* _WHAT THE TASK ASKS_:
Where a line holds the word "байт", copy that line.

-- START OF RECORDS FOR THIS EXERCISE --

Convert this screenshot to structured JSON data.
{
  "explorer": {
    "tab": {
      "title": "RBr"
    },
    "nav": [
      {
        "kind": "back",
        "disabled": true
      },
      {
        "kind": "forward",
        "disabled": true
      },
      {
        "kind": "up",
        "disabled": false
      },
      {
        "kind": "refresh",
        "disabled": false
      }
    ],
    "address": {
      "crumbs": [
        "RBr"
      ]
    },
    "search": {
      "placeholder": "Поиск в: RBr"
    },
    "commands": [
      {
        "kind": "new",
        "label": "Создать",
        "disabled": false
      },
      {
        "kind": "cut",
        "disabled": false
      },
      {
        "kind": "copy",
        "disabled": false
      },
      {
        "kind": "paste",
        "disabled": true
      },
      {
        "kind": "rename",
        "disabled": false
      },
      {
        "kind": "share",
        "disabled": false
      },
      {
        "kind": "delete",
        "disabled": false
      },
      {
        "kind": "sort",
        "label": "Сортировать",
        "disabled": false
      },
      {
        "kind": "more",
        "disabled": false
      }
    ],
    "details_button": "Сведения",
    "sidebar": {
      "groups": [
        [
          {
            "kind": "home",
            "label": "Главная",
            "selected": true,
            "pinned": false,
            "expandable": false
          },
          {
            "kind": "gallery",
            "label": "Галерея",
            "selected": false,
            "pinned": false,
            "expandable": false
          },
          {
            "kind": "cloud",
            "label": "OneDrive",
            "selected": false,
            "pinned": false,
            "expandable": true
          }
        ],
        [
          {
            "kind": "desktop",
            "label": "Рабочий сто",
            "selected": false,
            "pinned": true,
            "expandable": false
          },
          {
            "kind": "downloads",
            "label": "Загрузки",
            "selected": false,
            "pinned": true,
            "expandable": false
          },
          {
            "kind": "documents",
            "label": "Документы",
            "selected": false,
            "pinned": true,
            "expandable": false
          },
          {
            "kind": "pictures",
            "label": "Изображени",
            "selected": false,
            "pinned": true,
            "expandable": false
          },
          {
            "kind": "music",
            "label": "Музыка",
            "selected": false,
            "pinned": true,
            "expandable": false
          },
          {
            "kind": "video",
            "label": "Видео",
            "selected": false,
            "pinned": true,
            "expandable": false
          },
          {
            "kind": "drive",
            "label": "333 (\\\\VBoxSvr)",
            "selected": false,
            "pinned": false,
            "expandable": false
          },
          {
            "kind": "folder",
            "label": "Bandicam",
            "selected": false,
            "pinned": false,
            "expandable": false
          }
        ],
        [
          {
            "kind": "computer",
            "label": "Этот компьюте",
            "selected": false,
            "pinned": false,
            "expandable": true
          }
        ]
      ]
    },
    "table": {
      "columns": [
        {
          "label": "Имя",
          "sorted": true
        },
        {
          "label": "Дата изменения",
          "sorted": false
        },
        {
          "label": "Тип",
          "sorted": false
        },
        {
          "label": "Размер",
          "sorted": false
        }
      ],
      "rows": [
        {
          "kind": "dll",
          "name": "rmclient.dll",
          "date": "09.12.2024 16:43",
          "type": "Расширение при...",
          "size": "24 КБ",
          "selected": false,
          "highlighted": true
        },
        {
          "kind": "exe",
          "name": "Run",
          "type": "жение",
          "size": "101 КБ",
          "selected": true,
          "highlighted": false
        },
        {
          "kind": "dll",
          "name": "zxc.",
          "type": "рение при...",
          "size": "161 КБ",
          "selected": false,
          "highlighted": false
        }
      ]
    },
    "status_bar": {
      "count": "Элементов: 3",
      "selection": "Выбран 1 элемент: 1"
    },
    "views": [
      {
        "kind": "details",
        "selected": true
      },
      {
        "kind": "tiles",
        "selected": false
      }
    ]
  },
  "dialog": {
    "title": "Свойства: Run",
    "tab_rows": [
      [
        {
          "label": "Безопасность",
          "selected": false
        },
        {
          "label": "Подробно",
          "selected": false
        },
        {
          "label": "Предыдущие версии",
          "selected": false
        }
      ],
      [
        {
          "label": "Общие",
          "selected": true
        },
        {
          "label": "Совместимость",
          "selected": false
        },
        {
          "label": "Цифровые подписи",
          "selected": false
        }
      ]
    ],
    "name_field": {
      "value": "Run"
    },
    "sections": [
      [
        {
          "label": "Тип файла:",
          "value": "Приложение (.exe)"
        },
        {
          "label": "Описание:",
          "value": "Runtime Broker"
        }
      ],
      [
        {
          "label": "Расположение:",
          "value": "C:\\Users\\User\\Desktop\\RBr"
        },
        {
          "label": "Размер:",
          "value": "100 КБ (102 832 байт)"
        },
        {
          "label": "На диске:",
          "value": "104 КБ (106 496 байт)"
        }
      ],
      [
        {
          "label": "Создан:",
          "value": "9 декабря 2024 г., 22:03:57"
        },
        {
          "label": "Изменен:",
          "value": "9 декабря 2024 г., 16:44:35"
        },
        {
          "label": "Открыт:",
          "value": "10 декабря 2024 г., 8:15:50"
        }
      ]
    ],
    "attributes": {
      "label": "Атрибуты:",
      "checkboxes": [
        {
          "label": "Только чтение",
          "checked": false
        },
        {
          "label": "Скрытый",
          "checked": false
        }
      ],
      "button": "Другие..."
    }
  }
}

-- END OF RECORDS FOR THIS EXERCISE --
-- START OF RECORDS FOR THIS EXERCISE --

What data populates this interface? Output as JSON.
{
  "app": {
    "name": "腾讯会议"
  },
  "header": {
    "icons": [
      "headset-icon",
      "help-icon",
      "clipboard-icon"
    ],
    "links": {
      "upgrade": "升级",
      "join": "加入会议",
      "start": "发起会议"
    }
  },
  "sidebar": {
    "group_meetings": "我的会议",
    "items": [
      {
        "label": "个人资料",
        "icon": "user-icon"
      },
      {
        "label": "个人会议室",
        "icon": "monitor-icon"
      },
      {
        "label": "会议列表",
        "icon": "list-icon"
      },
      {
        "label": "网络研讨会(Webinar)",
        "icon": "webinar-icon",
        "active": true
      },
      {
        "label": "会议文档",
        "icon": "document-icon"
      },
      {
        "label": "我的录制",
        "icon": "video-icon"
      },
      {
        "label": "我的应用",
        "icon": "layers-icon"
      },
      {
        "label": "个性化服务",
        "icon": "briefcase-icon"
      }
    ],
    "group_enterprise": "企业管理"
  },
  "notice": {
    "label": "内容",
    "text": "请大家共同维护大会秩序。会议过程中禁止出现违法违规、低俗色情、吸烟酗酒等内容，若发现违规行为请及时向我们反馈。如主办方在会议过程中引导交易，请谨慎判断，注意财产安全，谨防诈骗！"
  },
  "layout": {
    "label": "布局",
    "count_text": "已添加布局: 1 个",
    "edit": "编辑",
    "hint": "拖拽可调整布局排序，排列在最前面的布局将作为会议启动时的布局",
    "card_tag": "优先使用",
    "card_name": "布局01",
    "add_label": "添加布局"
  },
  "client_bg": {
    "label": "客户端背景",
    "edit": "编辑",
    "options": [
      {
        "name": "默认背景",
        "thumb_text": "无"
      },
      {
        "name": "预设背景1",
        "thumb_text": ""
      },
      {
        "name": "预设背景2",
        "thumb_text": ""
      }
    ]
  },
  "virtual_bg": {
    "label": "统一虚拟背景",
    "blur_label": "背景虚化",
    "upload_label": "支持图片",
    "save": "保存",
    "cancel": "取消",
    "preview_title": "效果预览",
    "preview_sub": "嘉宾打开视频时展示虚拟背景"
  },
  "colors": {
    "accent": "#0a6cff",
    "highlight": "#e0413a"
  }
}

-- END OF RECORDS FOR THIS EXERCISE --

* _FULL OUTPUT_:
          "value": "100 КБ (102 832 байт)"
          "value": "104 КБ (106 496 байт)"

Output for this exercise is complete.